■ EXERCISE GOAL ■
Rewrite the records below, substituting "text-label" for every "svg-text" and leaving everything else unchanged.

■ Stored entries ■
◇ ◇ ◇ ◇ ◇ ◇ ◇

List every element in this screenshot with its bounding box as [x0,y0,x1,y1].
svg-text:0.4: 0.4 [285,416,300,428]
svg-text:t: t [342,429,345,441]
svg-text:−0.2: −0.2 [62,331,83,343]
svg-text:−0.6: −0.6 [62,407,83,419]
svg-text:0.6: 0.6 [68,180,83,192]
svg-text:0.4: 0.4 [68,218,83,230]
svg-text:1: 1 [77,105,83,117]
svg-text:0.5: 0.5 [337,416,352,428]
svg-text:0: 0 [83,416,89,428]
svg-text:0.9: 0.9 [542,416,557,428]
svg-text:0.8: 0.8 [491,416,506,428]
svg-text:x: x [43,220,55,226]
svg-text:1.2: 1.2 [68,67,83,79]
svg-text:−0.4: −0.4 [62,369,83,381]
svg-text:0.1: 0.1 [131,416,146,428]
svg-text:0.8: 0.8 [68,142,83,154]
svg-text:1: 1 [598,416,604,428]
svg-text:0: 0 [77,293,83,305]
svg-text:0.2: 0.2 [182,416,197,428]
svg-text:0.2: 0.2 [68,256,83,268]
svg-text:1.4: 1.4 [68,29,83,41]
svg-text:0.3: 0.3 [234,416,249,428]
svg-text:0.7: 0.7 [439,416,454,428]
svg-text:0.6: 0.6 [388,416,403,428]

◇ ◇ ◇ ◇ ◇ ◇ ◇

■ WRITTEN REPLY ■
List every element in this screenshot with its bounding box as [x0,y0,x1,y1].
text-label:0.4: 0.4 [285,416,300,428]
text-label:t: t [342,429,345,441]
text-label:−0.2: −0.2 [62,331,83,343]
text-label:−0.6: −0.6 [62,407,83,419]
text-label:0.6: 0.6 [68,180,83,192]
text-label:0.4: 0.4 [68,218,83,230]
text-label:1: 1 [77,105,83,117]
text-label:0.5: 0.5 [337,416,352,428]
text-label:0: 0 [83,416,89,428]
text-label:0.9: 0.9 [542,416,557,428]
text-label:0.8: 0.8 [491,416,506,428]
text-label:x: x [43,220,55,226]
text-label:1.2: 1.2 [68,67,83,79]
text-label:−0.4: −0.4 [62,369,83,381]
text-label:0.1: 0.1 [131,416,146,428]
text-label:0.8: 0.8 [68,142,83,154]
text-label:1: 1 [598,416,604,428]
text-label:0: 0 [77,293,83,305]
text-label:0.2: 0.2 [182,416,197,428]
text-label:0.2: 0.2 [68,256,83,268]
text-label:1.4: 1.4 [68,29,83,41]
text-label:0.3: 0.3 [234,416,249,428]
text-label:0.7: 0.7 [439,416,454,428]
text-label:0.6: 0.6 [388,416,403,428]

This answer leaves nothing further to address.